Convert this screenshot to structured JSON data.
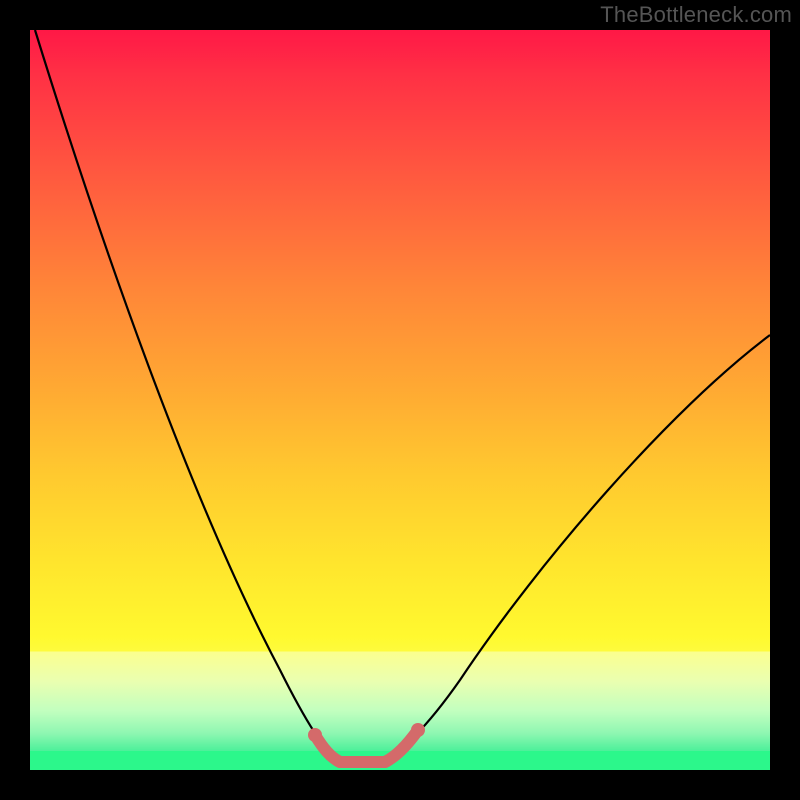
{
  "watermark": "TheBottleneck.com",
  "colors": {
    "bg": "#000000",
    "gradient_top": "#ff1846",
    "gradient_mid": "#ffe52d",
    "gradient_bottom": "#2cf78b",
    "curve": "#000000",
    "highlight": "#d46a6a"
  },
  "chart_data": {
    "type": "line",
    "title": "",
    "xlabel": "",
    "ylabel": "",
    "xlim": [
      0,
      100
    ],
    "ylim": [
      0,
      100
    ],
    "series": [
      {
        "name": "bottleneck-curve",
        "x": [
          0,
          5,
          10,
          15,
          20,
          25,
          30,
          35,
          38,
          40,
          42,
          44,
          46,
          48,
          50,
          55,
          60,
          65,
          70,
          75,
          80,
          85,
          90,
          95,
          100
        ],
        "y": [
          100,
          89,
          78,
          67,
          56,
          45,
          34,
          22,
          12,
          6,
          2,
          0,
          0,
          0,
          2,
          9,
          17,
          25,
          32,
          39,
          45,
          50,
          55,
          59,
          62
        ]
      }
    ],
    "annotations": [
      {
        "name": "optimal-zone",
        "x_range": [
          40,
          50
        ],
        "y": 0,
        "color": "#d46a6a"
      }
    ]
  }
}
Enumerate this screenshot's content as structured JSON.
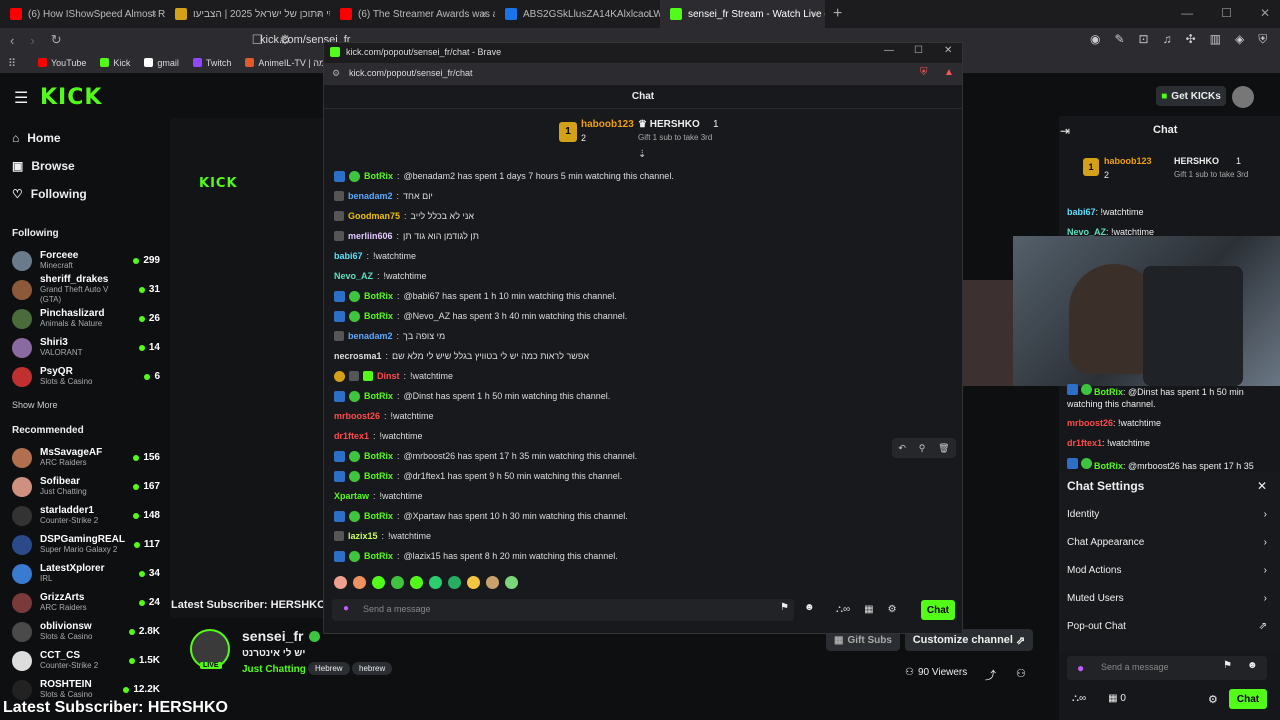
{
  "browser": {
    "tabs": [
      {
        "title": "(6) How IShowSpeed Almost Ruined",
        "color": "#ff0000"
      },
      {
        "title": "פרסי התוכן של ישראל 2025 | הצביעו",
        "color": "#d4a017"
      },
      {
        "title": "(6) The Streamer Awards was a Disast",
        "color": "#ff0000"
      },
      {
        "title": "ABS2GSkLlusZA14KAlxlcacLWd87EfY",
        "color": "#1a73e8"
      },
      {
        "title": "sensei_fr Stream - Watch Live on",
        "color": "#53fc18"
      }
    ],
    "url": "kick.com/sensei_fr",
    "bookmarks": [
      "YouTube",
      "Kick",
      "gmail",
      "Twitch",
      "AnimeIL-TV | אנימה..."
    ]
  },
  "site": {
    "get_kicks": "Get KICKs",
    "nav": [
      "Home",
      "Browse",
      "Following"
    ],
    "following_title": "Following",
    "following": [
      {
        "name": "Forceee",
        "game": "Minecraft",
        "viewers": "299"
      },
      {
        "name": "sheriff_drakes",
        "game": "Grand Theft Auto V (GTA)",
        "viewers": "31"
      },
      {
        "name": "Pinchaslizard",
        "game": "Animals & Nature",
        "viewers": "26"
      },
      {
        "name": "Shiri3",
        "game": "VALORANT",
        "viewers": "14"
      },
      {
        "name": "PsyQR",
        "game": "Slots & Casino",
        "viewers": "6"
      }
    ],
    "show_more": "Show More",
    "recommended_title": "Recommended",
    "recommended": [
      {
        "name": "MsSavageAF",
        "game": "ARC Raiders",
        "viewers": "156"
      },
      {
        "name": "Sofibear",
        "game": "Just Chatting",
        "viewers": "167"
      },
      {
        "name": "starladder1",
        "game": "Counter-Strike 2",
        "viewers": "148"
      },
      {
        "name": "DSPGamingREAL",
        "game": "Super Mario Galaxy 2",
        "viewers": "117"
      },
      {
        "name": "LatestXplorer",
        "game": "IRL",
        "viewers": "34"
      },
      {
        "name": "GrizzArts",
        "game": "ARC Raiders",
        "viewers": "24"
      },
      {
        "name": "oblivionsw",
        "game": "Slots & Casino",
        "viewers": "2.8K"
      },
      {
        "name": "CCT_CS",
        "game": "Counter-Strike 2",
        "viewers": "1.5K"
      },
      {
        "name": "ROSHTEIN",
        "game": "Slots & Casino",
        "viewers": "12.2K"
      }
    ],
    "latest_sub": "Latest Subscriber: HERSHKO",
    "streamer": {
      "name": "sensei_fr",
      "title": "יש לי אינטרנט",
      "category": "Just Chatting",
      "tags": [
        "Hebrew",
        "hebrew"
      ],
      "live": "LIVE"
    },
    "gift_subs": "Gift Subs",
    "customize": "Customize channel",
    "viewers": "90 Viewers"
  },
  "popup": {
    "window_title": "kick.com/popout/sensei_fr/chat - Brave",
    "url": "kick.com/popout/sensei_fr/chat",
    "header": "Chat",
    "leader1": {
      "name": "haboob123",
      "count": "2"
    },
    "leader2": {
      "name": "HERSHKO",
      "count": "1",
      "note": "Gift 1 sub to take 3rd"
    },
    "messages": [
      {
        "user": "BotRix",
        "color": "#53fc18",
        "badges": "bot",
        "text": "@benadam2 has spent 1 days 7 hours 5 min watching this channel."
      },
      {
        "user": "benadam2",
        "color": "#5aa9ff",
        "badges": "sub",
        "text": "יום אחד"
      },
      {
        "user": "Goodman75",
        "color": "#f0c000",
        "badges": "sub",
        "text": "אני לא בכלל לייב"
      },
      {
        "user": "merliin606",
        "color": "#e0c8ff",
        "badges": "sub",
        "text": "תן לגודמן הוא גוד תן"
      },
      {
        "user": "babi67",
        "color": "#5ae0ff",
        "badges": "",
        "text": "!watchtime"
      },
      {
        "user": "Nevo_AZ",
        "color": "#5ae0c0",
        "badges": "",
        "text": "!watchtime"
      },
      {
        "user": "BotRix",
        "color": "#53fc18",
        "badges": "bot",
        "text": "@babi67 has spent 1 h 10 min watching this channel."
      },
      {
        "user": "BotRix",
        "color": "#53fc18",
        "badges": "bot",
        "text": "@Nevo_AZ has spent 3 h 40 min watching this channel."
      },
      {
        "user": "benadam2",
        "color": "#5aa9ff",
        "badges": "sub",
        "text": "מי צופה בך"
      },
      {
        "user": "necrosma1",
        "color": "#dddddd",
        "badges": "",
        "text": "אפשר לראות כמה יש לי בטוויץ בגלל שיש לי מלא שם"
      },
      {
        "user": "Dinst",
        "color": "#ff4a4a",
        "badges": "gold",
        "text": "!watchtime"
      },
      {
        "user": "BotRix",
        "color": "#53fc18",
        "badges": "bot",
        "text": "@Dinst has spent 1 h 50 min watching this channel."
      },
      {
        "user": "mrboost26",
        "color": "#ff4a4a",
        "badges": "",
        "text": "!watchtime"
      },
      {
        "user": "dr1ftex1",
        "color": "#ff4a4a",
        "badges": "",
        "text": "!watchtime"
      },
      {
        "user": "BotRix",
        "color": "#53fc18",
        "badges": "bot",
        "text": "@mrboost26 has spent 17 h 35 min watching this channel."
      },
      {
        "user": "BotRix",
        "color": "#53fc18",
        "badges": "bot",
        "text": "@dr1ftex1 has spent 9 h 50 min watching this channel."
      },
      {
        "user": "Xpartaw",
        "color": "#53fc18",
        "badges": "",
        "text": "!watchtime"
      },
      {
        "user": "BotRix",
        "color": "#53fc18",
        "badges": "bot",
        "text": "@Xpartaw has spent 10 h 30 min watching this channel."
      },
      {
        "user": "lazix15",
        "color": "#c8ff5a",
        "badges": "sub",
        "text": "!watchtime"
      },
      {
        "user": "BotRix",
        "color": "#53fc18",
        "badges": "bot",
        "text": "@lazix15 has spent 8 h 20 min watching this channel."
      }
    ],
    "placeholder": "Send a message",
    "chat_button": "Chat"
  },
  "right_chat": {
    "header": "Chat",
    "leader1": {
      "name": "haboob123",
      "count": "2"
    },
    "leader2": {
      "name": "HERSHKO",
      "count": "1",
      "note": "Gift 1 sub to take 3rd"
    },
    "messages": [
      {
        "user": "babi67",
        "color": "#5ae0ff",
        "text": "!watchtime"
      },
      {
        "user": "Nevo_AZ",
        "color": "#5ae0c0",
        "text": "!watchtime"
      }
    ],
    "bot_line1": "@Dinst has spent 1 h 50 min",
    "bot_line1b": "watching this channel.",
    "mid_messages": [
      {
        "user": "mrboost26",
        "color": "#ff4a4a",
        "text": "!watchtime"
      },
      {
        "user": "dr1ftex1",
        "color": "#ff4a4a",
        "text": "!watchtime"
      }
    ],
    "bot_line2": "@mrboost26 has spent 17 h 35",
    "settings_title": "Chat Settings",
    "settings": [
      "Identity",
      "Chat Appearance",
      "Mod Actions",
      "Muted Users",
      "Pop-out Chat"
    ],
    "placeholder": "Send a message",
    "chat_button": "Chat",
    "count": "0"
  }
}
==========
→ INSTRUCTIONS FOR THE TASK: Say, as a number only, how many lines of the data contain "Chatting".

→ FINAL ANSWER: 2